*** Opening of DATA LISTING ***

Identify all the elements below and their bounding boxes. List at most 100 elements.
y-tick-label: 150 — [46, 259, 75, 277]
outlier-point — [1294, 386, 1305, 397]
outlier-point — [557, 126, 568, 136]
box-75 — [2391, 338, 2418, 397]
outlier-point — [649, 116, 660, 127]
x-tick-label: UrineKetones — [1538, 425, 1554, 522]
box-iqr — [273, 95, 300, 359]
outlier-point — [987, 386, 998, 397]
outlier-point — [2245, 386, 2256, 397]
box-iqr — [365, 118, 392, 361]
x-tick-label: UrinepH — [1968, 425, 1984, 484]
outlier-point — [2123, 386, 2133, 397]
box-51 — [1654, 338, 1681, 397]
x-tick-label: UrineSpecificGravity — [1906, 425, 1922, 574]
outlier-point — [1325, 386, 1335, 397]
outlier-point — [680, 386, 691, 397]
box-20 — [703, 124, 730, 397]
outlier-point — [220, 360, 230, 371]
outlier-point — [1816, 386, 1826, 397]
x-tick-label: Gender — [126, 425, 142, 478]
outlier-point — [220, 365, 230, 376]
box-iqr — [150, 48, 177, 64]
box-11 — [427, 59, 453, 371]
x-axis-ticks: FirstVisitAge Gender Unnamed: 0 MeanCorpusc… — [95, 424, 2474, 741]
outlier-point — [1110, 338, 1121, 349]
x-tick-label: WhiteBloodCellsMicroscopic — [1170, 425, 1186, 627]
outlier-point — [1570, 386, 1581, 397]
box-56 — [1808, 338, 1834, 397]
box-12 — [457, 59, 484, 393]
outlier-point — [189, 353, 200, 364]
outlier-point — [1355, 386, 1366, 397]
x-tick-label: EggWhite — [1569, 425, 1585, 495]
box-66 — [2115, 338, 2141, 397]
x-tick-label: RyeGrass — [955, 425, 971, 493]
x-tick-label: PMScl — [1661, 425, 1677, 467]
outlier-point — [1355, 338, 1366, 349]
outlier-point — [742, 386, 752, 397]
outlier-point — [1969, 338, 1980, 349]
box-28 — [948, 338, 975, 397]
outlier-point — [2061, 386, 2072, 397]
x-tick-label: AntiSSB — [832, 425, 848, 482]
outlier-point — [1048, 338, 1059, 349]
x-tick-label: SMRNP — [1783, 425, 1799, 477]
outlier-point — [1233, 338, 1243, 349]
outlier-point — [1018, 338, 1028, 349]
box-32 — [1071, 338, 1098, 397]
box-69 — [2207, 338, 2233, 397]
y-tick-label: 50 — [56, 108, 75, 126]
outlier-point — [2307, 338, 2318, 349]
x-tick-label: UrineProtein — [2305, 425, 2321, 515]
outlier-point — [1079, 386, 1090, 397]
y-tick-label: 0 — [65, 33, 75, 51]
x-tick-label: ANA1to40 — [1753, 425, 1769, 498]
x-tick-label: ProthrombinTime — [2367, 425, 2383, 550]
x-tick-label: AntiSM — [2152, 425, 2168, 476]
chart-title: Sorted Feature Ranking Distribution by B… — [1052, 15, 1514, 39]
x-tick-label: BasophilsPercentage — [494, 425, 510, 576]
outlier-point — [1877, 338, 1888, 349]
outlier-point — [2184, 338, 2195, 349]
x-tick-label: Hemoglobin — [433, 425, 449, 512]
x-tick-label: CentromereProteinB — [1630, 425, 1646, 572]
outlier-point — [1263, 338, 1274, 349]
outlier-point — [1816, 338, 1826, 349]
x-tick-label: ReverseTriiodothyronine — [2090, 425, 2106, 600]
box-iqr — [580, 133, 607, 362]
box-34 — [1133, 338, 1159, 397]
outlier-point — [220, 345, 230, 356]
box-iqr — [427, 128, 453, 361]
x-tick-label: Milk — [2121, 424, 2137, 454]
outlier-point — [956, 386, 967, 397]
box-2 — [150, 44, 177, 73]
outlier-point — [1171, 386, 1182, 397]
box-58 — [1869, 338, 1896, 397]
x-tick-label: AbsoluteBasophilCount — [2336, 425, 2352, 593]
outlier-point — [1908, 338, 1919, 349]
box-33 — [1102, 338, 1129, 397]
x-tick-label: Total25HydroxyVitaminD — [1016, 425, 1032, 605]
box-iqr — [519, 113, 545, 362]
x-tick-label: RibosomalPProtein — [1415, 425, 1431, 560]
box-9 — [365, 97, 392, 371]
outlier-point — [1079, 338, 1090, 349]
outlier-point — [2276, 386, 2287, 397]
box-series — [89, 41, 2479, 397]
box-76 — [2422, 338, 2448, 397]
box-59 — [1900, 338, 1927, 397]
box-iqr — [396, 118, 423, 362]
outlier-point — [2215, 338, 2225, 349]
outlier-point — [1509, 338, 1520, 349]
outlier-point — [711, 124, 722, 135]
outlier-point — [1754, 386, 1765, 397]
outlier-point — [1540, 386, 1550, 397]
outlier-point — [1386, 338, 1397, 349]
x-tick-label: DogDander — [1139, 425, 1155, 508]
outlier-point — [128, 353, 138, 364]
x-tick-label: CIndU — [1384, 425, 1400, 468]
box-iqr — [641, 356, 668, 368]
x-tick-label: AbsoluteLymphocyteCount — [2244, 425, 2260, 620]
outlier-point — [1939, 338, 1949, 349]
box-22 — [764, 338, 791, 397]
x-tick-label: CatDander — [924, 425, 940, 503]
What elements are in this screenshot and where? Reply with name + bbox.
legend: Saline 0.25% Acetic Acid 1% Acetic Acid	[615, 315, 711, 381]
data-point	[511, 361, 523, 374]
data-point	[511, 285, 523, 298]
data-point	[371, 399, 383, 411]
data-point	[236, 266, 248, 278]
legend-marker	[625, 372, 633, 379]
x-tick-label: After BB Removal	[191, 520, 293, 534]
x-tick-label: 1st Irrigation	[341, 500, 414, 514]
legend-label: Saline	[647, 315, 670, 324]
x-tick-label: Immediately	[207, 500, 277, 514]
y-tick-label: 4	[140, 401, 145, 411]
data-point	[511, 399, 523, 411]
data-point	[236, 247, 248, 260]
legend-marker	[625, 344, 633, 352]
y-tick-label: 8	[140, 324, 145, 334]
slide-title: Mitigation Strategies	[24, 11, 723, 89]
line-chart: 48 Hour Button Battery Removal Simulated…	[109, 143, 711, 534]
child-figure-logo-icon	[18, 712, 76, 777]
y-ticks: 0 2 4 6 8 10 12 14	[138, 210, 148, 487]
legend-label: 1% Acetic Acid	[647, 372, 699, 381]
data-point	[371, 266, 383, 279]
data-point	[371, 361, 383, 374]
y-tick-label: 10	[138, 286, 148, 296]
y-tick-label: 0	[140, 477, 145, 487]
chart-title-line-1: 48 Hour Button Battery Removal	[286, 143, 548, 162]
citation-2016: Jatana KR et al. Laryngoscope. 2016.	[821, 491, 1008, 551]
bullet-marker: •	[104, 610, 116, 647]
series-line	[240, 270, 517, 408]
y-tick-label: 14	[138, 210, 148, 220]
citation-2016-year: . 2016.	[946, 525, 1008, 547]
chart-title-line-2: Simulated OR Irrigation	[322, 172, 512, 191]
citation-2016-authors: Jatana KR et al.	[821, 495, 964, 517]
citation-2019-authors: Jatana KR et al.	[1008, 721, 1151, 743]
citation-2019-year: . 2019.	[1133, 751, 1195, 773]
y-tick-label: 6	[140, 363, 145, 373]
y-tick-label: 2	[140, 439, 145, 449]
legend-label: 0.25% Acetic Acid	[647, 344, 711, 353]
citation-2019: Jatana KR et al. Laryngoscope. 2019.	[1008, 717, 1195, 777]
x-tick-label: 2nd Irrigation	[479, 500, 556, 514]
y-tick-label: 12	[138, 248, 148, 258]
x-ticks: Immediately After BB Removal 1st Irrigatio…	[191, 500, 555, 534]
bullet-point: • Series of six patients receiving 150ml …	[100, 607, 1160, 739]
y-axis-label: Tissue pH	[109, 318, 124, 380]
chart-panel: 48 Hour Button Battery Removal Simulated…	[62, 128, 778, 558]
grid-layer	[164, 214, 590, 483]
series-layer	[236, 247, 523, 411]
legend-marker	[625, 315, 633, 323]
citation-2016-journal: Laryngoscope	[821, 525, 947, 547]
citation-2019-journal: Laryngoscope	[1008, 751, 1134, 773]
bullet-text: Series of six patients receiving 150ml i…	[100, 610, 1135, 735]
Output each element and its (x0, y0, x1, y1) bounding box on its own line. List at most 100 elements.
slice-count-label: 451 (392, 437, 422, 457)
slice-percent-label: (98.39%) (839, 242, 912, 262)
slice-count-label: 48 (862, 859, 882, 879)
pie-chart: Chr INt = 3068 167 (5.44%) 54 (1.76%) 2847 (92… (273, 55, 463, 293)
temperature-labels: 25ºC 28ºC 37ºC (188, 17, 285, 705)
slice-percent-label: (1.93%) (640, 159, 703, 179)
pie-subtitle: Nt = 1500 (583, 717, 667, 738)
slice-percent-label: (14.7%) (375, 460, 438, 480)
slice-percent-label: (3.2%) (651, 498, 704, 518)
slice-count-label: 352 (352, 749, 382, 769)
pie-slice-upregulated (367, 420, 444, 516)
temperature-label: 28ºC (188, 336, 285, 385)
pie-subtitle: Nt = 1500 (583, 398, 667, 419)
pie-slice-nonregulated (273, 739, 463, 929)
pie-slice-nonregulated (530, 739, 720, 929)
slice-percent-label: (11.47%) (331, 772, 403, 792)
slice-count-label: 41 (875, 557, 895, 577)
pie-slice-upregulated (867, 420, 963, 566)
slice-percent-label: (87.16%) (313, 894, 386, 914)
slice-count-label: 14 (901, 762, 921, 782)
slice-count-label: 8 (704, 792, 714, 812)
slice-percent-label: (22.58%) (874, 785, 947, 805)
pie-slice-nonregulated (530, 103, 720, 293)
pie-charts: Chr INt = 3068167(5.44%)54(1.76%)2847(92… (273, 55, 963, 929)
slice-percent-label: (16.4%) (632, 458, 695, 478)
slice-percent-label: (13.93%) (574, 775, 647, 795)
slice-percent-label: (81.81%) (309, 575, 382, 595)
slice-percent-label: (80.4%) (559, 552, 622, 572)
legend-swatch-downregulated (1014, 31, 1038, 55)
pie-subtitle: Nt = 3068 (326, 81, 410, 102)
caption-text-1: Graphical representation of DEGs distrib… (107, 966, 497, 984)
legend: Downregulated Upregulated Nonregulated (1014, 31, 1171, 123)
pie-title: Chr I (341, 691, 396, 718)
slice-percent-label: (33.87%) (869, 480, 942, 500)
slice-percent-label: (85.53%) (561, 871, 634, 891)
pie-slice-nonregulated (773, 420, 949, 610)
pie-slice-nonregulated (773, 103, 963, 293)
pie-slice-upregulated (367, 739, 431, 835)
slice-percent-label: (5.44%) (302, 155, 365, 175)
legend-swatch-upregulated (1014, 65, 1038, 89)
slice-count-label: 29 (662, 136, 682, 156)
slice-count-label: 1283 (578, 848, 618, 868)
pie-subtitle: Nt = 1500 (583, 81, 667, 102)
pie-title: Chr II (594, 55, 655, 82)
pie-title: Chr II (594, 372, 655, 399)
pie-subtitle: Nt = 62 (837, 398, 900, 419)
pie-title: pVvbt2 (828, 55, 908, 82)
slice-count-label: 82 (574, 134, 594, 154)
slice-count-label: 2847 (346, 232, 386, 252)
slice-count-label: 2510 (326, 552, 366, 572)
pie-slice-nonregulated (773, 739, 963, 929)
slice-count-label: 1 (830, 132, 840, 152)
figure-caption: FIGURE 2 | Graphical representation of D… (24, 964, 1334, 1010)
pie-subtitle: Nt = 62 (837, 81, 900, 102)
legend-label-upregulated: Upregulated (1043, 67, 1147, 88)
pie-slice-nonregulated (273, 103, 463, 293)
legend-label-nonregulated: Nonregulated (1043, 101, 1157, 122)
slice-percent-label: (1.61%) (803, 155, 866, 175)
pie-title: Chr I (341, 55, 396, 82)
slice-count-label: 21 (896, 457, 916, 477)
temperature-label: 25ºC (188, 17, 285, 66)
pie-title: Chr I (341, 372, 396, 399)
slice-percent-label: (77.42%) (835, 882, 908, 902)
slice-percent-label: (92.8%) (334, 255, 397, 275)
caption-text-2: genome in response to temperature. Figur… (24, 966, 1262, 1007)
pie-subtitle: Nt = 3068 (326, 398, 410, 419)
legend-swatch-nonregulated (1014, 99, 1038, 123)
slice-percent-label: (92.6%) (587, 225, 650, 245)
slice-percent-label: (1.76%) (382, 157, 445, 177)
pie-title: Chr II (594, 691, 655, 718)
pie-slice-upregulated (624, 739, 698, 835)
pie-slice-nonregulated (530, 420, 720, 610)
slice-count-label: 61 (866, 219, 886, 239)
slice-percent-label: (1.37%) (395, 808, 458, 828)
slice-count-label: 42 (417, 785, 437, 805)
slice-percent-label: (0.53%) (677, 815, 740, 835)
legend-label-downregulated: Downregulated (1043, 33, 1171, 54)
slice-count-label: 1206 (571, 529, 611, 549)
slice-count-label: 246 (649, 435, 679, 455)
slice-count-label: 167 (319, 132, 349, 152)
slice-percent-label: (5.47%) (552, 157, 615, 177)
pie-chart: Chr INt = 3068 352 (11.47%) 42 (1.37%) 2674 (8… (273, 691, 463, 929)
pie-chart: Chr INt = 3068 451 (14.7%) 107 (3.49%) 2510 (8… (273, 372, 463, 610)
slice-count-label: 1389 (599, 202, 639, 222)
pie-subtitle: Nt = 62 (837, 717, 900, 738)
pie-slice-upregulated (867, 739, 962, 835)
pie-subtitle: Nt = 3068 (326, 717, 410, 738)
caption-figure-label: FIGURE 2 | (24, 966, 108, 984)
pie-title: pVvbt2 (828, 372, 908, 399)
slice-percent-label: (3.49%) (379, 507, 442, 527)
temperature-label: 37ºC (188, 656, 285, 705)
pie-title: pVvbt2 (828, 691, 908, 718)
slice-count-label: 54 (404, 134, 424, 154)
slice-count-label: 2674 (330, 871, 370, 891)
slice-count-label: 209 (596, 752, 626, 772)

*** Close of DATA LISTING ***

Work through the records above. Copy every line with the string "swatch".

legend-swatch-downregulated (1014, 31, 1038, 55)
legend-swatch-upregulated (1014, 65, 1038, 89)
legend-swatch-nonregulated (1014, 99, 1038, 123)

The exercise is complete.